───── DATA TO USE

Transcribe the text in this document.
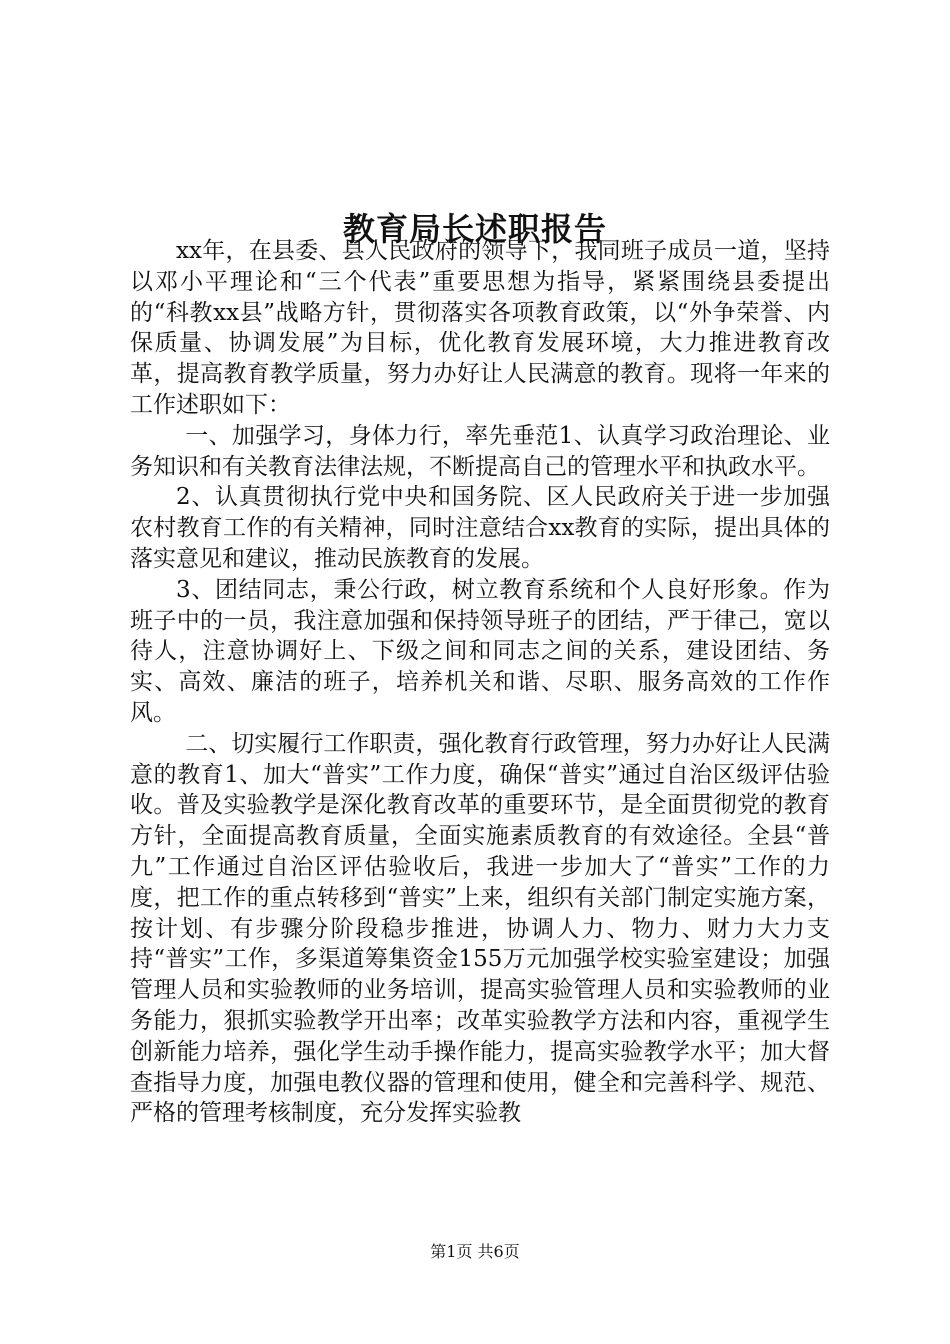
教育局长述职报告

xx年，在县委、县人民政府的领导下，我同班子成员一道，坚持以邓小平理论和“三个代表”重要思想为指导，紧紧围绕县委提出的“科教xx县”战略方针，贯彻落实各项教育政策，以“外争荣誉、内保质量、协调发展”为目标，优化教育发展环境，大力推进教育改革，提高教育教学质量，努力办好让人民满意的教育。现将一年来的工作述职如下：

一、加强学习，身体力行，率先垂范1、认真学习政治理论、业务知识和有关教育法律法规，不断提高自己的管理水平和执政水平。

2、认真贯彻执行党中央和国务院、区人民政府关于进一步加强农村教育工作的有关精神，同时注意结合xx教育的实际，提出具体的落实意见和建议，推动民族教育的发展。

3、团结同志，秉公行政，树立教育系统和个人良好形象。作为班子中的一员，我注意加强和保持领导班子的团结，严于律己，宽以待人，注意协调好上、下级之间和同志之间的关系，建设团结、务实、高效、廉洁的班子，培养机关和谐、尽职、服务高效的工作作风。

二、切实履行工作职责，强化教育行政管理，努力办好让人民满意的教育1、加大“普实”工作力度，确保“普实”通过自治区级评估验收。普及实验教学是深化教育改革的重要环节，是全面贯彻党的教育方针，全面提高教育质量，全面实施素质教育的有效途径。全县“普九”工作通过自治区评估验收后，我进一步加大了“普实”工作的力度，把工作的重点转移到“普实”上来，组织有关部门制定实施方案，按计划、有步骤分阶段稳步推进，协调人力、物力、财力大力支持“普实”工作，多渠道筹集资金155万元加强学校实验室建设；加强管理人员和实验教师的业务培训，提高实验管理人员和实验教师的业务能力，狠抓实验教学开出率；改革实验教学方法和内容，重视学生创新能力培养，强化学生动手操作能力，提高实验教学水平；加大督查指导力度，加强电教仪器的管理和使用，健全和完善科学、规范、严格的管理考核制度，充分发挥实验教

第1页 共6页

──────────
───── DATA TO USE

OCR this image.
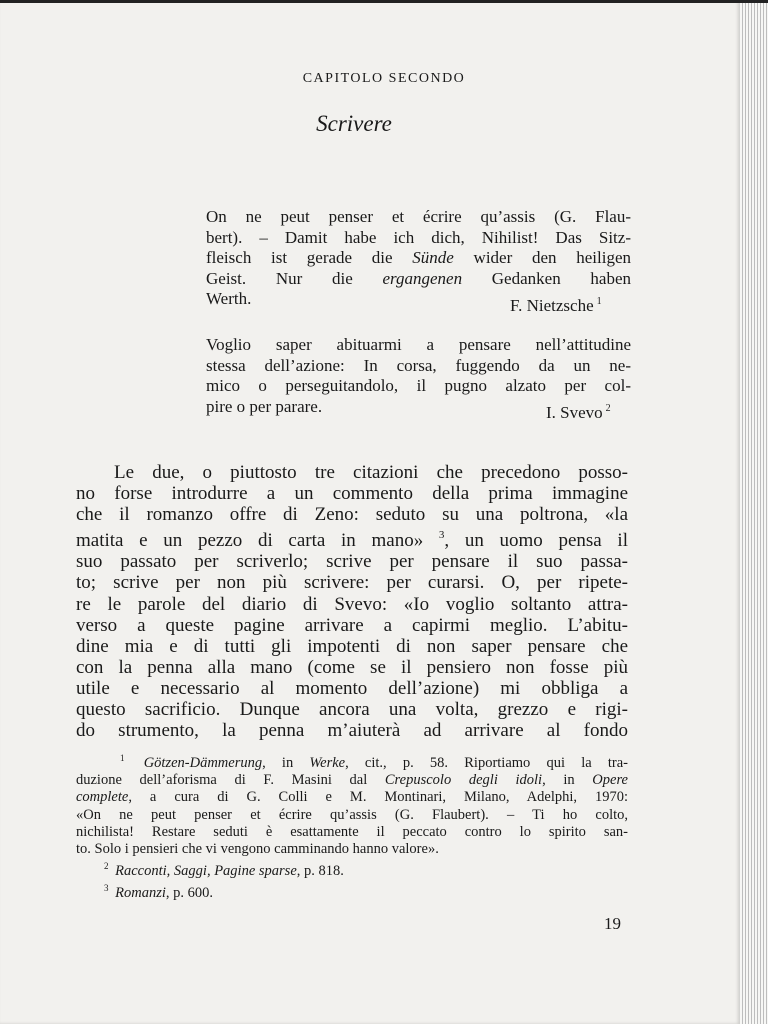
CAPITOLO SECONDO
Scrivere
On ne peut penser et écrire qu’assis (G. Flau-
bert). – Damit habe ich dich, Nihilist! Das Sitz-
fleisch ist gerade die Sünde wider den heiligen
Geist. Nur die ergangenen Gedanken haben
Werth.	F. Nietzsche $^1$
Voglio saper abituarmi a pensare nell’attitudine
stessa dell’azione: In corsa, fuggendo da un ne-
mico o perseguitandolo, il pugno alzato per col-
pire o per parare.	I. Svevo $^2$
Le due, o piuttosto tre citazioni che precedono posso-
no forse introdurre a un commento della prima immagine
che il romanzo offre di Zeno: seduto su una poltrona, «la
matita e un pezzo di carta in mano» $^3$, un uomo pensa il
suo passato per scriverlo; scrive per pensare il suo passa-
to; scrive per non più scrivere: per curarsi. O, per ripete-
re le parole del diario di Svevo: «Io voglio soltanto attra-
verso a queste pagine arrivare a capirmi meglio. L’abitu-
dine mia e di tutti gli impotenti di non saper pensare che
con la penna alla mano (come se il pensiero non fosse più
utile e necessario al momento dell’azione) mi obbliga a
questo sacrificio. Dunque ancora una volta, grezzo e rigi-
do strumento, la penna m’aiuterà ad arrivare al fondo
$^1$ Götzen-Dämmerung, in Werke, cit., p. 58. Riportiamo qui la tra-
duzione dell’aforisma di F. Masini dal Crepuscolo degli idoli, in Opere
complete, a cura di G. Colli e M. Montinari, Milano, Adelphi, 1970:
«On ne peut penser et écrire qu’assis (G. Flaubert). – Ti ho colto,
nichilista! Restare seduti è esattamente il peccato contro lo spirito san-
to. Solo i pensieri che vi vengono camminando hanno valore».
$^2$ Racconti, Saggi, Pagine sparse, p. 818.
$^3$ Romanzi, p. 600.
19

──────────

### JOB
Which lines hold the word "peut"? Copy each of them from the records.

### FINAL RESULT
On ne peut penser et écrire qu’assis (G. Flau-
«On ne peut penser et écrire qu’assis (G. Flaubert). – Ti ho colto,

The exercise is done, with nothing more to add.